- [WORK TO COMPLETE]
Write every record out again exactly, and keep images out of it.

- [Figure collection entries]
***

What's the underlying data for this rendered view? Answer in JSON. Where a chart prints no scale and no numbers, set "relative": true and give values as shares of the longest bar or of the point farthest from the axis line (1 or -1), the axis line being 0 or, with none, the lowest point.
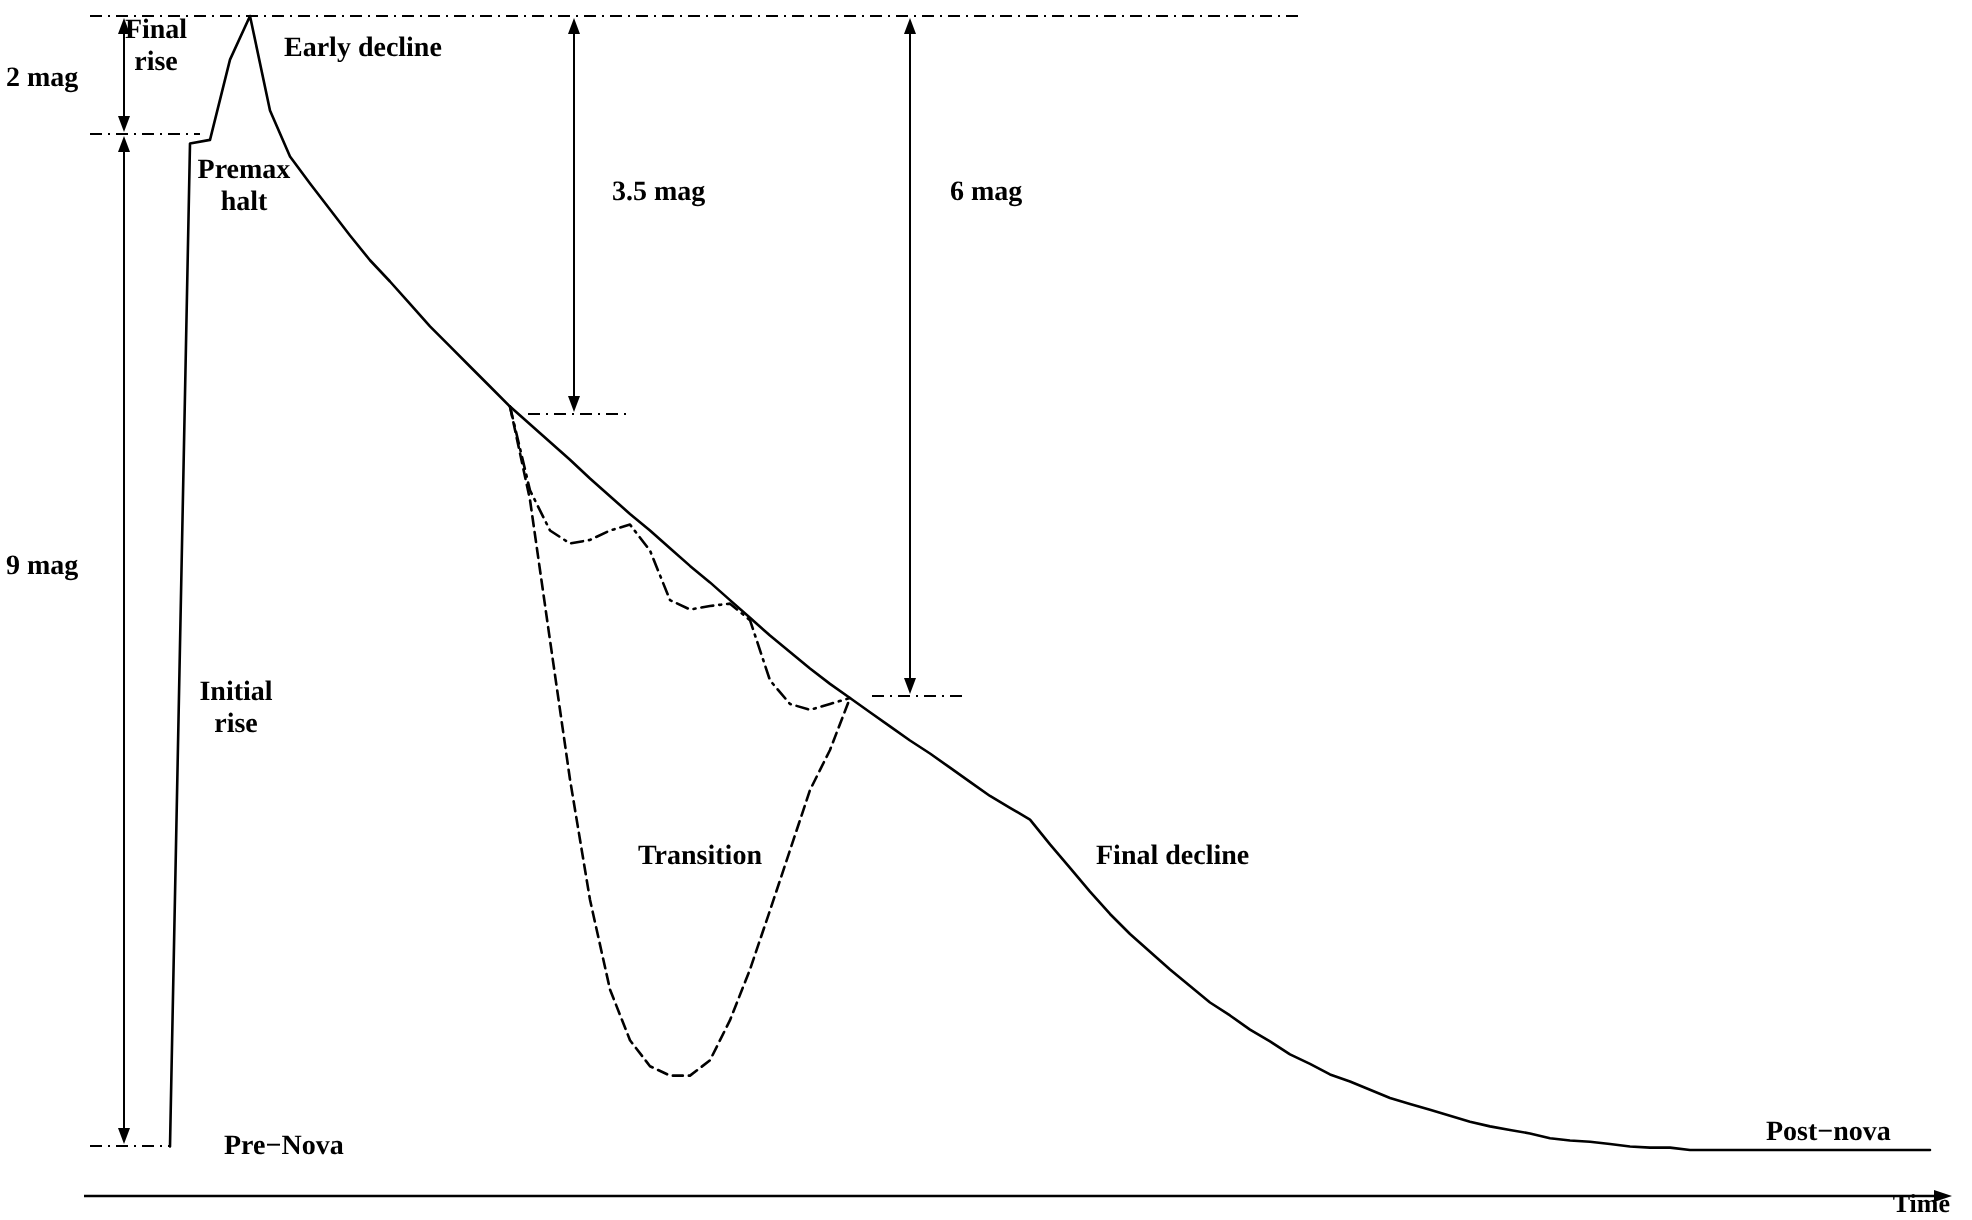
{
  "chart_data": {
    "type": "line",
    "relative": true,
    "xlabel": "Time",
    "grid": false,
    "marker": "none",
    "categories": [
      null,
      null,
      null,
      null,
      null,
      null,
      null,
      null,
      null,
      null,
      null,
      null,
      null,
      null,
      null,
      null,
      null,
      null,
      null,
      null,
      null,
      null,
      null,
      null,
      null,
      null,
      null,
      null,
      null,
      null,
      null,
      null,
      null,
      null,
      null,
      null,
      null,
      null,
      null,
      null,
      null,
      null,
      null,
      null,
      null,
      null,
      null,
      null,
      null,
      null,
      null,
      null,
      null,
      null,
      null,
      null,
      null,
      null,
      null,
      null,
      null,
      null,
      null,
      null,
      null,
      null,
      null,
      null,
      null,
      null,
      null,
      null,
      null,
      null,
      null,
      null,
      null,
      null,
      null,
      null,
      null,
      null,
      null,
      null,
      null,
      null,
      null,
      null,
      null,
      null,
      null,
      null,
      null
    ],
    "series": [
      {
        "color": "#000000",
        "line_style": "solid",
        "values": [
          null,
          null,
          null,
          null,
          0.042,
          0.892,
          0.895,
          0.963,
          1.0,
          0.92,
          0.881,
          0.858,
          0.836,
          0.814,
          0.793,
          0.775,
          0.756,
          0.737,
          0.72,
          0.703,
          0.686,
          0.669,
          0.654,
          0.639,
          0.624,
          0.608,
          0.593,
          0.578,
          0.564,
          0.549,
          0.534,
          0.52,
          0.505,
          0.49,
          0.475,
          0.461,
          0.447,
          0.434,
          0.422,
          0.41,
          0.398,
          0.386,
          0.375,
          0.363,
          0.351,
          0.339,
          0.329,
          0.319,
          0.298,
          0.278,
          0.258,
          0.239,
          0.222,
          0.207,
          0.192,
          0.178,
          0.164,
          0.153,
          0.141,
          0.131,
          0.12,
          0.112,
          0.103,
          0.097,
          0.09,
          0.083,
          0.078,
          0.073,
          0.068,
          0.063,
          0.059,
          0.056,
          0.053,
          0.049,
          0.047,
          0.046,
          0.044,
          0.042,
          0.041,
          0.041,
          0.039,
          0.039,
          0.039,
          0.039,
          0.039,
          0.039,
          0.039,
          0.039,
          0.039,
          0.039,
          0.039,
          0.039,
          0.039
        ]
      },
      {
        "color": "#000000",
        "line_style": "dashed",
        "values": [
          null,
          null,
          null,
          null,
          null,
          null,
          null,
          null,
          null,
          null,
          null,
          null,
          null,
          null,
          null,
          null,
          null,
          null,
          null,
          null,
          null,
          0.669,
          0.59,
          0.471,
          0.353,
          0.251,
          0.175,
          0.132,
          0.11,
          0.102,
          0.102,
          0.115,
          0.149,
          0.192,
          0.242,
          0.293,
          0.344,
          0.378,
          0.422,
          null,
          null,
          null,
          null,
          null,
          null,
          null,
          null,
          null,
          null,
          null,
          null,
          null,
          null,
          null,
          null,
          null,
          null,
          null,
          null,
          null,
          null,
          null,
          null,
          null,
          null,
          null,
          null,
          null,
          null,
          null,
          null,
          null,
          null,
          null,
          null,
          null,
          null,
          null,
          null,
          null,
          null,
          null,
          null,
          null,
          null,
          null,
          null,
          null,
          null,
          null,
          null,
          null,
          null
        ]
      },
      {
        "color": "#000000",
        "line_style": "dotted",
        "values": [
          null,
          null,
          null,
          null,
          null,
          null,
          null,
          null,
          null,
          null,
          null,
          null,
          null,
          null,
          null,
          null,
          null,
          null,
          null,
          null,
          null,
          0.669,
          0.598,
          0.564,
          0.553,
          0.556,
          0.564,
          0.569,
          0.547,
          0.505,
          0.497,
          0.5,
          0.502,
          0.488,
          0.437,
          0.417,
          0.412,
          0.417,
          0.422,
          null,
          null,
          null,
          null,
          null,
          null,
          null,
          null,
          null,
          null,
          null,
          null,
          null,
          null,
          null,
          null,
          null,
          null,
          null,
          null,
          null,
          null,
          null,
          null,
          null,
          null,
          null,
          null,
          null,
          null,
          null,
          null,
          null,
          null,
          null,
          null,
          null,
          null,
          null,
          null,
          null,
          null,
          null,
          null,
          null,
          null,
          null,
          null,
          null,
          null,
          null,
          null,
          null,
          null
        ]
      }
    ],
    "annotations": [
      "Final rise",
      "Premax halt",
      "Early decline",
      "Initial rise",
      "Pre−Nova",
      "Transition",
      "Final decline",
      "Post−nova",
      "2 mag",
      "9 mag",
      "3.5 mag",
      "6 mag"
    ]
  }
}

***

- [RESULT]
What's the underlying data for this rendered view? Answer in JSON. Where a chart prints no scale and no numbers, set "relative": true and give values as shares of the longest bar or of the point farthest from the axis line (1 or -1), the axis line being 0 or, with none, the lowest point.
{
  "chart_data": {
    "type": "line",
    "relative": true,
    "xlabel": "Time",
    "grid": false,
    "marker": "none",
    "categories": [
      null,
      null,
      null,
      null,
      null,
      null,
      null,
      null,
      null,
      null,
      null,
      null,
      null,
      null,
      null,
      null,
      null,
      null,
      null,
      null,
      null,
      null,
      null,
      null,
      null,
      null,
      null,
      null,
      null,
      null,
      null,
      null,
      null,
      null,
      null,
      null,
      null,
      null,
      null,
      null,
      null,
      null,
      null,
      null,
      null,
      null,
      null,
      null,
      null,
      null,
      null,
      null,
      null,
      null,
      null,
      null,
      null,
      null,
      null,
      null,
      null,
      null,
      null,
      null,
      null,
      null,
      null,
      null,
      null,
      null,
      null,
      null,
      null,
      null,
      null,
      null,
      null,
      null,
      null,
      null,
      null,
      null,
      null,
      null,
      null,
      null,
      null,
      null,
      null,
      null,
      null,
      null,
      null
    ],
    "series": [
      {
        "color": "#000000",
        "line_style": "solid",
        "values": [
          null,
          null,
          null,
          null,
          0.042,
          0.892,
          0.895,
          0.963,
          1.0,
          0.92,
          0.881,
          0.858,
          0.836,
          0.814,
          0.793,
          0.775,
          0.756,
          0.737,
          0.72,
          0.703,
          0.686,
          0.669,
          0.654,
          0.639,
          0.624,
          0.608,
          0.593,
          0.578,
          0.564,
          0.549,
          0.534,
          0.52,
          0.505,
          0.49,
          0.475,
          0.461,
          0.447,
          0.434,
          0.422,
          0.41,
          0.398,
          0.386,
          0.375,
          0.363,
          0.351,
          0.339,
          0.329,
          0.319,
          0.298,
          0.278,
          0.258,
          0.239,
          0.222,
          0.207,
          0.192,
          0.178,
          0.164,
          0.153,
          0.141,
          0.131,
          0.12,
          0.112,
          0.103,
          0.097,
          0.09,
          0.083,
          0.078,
          0.073,
          0.068,
          0.063,
          0.059,
          0.056,
          0.053,
          0.049,
          0.047,
          0.046,
          0.044,
          0.042,
          0.041,
          0.041,
          0.039,
          0.039,
          0.039,
          0.039,
          0.039,
          0.039,
          0.039,
          0.039,
          0.039,
          0.039,
          0.039,
          0.039,
          0.039
        ]
      },
      {
        "color": "#000000",
        "line_style": "dashed",
        "values": [
          null,
          null,
          null,
          null,
          null,
          null,
          null,
          null,
          null,
          null,
          null,
          null,
          null,
          null,
          null,
          null,
          null,
          null,
          null,
          null,
          null,
          0.669,
          0.59,
          0.471,
          0.353,
          0.251,
          0.175,
          0.132,
          0.11,
          0.102,
          0.102,
          0.115,
          0.149,
          0.192,
          0.242,
          0.293,
          0.344,
          0.378,
          0.422,
          null,
          null,
          null,
          null,
          null,
          null,
          null,
          null,
          null,
          null,
          null,
          null,
          null,
          null,
          null,
          null,
          null,
          null,
          null,
          null,
          null,
          null,
          null,
          null,
          null,
          null,
          null,
          null,
          null,
          null,
          null,
          null,
          null,
          null,
          null,
          null,
          null,
          null,
          null,
          null,
          null,
          null,
          null,
          null,
          null,
          null,
          null,
          null,
          null,
          null,
          null,
          null,
          null,
          null
        ]
      },
      {
        "color": "#000000",
        "line_style": "dotted",
        "values": [
          null,
          null,
          null,
          null,
          null,
          null,
          null,
          null,
          null,
          null,
          null,
          null,
          null,
          null,
          null,
          null,
          null,
          null,
          null,
          null,
          null,
          0.669,
          0.598,
          0.564,
          0.553,
          0.556,
          0.564,
          0.569,
          0.547,
          0.505,
          0.497,
          0.5,
          0.502,
          0.488,
          0.437,
          0.417,
          0.412,
          0.417,
          0.422,
          null,
          null,
          null,
          null,
          null,
          null,
          null,
          null,
          null,
          null,
          null,
          null,
          null,
          null,
          null,
          null,
          null,
          null,
          null,
          null,
          null,
          null,
          null,
          null,
          null,
          null,
          null,
          null,
          null,
          null,
          null,
          null,
          null,
          null,
          null,
          null,
          null,
          null,
          null,
          null,
          null,
          null,
          null,
          null,
          null,
          null,
          null,
          null,
          null,
          null,
          null,
          null,
          null,
          null
        ]
      }
    ],
    "annotations": [
      "Final rise",
      "Premax halt",
      "Early decline",
      "Initial rise",
      "Pre−Nova",
      "Transition",
      "Final decline",
      "Post−nova",
      "2 mag",
      "9 mag",
      "3.5 mag",
      "6 mag"
    ]
  }
}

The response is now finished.